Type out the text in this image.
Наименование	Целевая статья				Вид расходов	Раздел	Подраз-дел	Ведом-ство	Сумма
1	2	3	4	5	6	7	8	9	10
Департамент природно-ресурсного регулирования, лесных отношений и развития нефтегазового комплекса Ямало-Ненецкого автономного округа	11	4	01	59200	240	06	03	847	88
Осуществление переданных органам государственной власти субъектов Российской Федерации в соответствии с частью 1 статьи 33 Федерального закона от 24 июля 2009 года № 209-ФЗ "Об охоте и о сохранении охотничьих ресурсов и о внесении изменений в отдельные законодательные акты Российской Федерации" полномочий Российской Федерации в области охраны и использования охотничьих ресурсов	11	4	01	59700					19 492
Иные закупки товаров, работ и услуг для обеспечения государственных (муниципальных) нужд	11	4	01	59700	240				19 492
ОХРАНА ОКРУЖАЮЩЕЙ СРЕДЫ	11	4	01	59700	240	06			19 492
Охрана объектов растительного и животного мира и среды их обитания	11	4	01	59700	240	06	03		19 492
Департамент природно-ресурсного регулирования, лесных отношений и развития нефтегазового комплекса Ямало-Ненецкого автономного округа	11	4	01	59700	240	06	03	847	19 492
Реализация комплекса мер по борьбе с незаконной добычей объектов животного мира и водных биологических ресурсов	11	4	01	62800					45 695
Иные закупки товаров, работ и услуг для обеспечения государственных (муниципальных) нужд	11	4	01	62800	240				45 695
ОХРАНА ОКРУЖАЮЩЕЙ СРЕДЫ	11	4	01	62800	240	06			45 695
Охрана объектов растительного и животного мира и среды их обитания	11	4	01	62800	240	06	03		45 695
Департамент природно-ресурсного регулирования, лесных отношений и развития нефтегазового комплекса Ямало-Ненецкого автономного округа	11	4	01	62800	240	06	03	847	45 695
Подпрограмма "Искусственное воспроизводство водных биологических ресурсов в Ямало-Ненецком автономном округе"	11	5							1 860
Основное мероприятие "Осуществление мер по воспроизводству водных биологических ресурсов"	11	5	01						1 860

□ □ □

# What to work on
Each line that holds the word "государственных" is to be copied.

# Solution
Иные закупки товаров, работ и услуг для обеспечения государственных (муниципальных) нужд	11	4	01	59700	240				19 492
Иные закупки товаров, работ и услуг для обеспечения государственных (муниципальных) нужд	11	4	01	62800	240				45 695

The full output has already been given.